Set task — For each line of the data below that holds "全球在研创新药", copy the line.

** BEGIN **

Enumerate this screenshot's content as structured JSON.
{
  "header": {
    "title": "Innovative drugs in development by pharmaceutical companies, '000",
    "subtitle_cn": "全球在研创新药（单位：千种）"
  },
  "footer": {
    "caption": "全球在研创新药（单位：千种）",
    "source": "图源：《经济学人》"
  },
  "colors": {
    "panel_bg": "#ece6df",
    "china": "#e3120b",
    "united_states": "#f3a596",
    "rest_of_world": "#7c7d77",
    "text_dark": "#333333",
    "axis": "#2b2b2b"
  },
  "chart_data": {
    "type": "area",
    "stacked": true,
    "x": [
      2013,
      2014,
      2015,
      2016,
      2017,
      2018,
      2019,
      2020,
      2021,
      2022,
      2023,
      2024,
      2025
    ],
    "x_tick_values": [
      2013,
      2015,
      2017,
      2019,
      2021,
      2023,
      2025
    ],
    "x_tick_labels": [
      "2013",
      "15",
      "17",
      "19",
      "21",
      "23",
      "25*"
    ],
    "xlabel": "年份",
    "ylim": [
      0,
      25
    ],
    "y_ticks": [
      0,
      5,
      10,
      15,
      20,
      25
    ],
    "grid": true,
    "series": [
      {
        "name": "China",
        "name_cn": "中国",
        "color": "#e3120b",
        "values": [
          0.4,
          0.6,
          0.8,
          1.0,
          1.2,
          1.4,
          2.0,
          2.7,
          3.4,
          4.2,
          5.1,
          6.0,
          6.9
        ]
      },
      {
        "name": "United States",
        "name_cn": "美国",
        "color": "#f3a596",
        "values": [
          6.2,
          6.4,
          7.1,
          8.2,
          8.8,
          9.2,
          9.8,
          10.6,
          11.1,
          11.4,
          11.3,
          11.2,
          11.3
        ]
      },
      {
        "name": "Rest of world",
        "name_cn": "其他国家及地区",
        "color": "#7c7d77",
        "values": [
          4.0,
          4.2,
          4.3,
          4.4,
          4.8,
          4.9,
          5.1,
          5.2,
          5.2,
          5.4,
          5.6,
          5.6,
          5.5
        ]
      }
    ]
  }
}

** END **

Response to the task —
    "subtitle_cn": "全球在研创新药（单位：千种）"
    "caption": "全球在研创新药（单位：千种）",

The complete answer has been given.